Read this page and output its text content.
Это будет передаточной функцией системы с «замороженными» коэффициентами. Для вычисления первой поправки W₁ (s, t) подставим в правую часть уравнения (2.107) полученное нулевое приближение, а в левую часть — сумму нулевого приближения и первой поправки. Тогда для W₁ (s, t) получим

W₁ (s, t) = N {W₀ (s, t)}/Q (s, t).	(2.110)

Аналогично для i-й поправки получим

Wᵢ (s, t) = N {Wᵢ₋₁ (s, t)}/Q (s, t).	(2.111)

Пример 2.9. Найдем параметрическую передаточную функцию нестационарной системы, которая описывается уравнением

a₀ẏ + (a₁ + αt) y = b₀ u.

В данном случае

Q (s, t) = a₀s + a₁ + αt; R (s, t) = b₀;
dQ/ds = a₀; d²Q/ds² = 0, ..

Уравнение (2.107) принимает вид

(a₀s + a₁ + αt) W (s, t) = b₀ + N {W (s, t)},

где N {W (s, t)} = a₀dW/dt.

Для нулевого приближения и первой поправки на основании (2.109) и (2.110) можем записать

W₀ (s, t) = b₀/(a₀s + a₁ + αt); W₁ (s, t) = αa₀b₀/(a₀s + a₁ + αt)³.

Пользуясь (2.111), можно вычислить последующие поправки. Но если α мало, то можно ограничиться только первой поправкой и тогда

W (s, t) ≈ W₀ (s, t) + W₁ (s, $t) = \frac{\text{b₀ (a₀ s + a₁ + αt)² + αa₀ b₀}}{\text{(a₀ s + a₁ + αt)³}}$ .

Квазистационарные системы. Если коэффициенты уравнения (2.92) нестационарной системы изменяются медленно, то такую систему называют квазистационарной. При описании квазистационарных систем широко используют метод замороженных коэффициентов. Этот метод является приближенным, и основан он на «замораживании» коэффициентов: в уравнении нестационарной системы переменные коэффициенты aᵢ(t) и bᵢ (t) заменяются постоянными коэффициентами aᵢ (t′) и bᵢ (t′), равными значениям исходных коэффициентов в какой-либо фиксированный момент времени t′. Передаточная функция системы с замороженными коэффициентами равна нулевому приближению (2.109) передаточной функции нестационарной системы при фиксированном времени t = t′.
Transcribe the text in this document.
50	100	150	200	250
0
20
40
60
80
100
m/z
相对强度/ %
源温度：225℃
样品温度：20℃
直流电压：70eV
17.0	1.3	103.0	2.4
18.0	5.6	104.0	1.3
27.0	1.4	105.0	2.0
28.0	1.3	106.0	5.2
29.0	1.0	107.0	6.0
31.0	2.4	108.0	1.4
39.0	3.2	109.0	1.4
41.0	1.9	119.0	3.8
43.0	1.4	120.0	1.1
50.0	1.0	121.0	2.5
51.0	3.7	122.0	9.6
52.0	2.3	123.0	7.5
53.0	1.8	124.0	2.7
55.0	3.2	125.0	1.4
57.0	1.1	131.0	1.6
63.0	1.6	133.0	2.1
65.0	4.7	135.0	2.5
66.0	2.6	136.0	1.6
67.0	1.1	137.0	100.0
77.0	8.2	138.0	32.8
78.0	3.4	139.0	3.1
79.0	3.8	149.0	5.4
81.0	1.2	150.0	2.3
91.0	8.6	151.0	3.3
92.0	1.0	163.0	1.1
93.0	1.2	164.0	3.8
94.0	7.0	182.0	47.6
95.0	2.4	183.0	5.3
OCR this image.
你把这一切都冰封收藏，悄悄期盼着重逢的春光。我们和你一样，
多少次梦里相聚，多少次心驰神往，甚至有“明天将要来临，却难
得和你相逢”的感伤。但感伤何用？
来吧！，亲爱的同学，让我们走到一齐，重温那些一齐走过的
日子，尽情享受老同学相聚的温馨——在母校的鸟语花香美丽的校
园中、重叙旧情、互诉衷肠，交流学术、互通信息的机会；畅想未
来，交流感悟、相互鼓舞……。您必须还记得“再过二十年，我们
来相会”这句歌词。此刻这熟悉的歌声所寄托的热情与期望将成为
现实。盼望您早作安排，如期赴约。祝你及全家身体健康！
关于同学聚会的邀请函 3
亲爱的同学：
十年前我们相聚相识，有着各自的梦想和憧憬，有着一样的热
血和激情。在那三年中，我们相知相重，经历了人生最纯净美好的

## [Task requirements]
Only the lines from the one containing "Transcribe the text in this document." to the end of the records should be repeated, exactly as they appear.

## [Written reply]
Transcribe the text in this document.
50	100	150	200	250
0
20
40
60
80
100
m/z
相对强度/ %
源温度：225℃
样品温度：20℃
直流电压：70eV
17.0	1.3	103.0	2.4
18.0	5.6	104.0	1.3
27.0	1.4	105.0	2.0
28.0	1.3	106.0	5.2
29.0	1.0	107.0	6.0
31.0	2.4	108.0	1.4
39.0	3.2	109.0	1.4
41.0	1.9	119.0	3.8
43.0	1.4	120.0	1.1
50.0	1.0	121.0	2.5
51.0	3.7	122.0	9.6
52.0	2.3	123.0	7.5
53.0	1.8	124.0	2.7
55.0	3.2	125.0	1.4
57.0	1.1	131.0	1.6
63.0	1.6	133.0	2.1
65.0	4.7	135.0	2.5
66.0	2.6	136.0	1.6
67.0	1.1	137.0	100.0
77.0	8.2	138.0	32.8
78.0	3.4	139.0	3.1
79.0	3.8	149.0	5.4
81.0	1.2	150.0	2.3
91.0	8.6	151.0	3.3
92.0	1.0	163.0	1.1
93.0	1.2	164.0	3.8
94.0	7.0	182.0	47.6
95.0	2.4	183.0	5.3
OCR this image.
你把这一切都冰封收藏，悄悄期盼着重逢的春光。我们和你一样，
多少次梦里相聚，多少次心驰神往，甚至有“明天将要来临，却难
得和你相逢”的感伤。但感伤何用？
来吧！，亲爱的同学，让我们走到一齐，重温那些一齐走过的
日子，尽情享受老同学相聚的温馨——在母校的鸟语花香美丽的校
园中、重叙旧情、互诉衷肠，交流学术、互通信息的机会；畅想未
来，交流感悟、相互鼓舞……。您必须还记得“再过二十年，我们
来相会”这句歌词。此刻这熟悉的歌声所寄托的热情与期望将成为
现实。盼望您早作安排，如期赴约。祝你及全家身体健康！
关于同学聚会的邀请函 3
亲爱的同学：
十年前我们相聚相识，有着各自的梦想和憧憬，有着一样的热
血和激情。在那三年中，我们相知相重，经历了人生最纯净美好的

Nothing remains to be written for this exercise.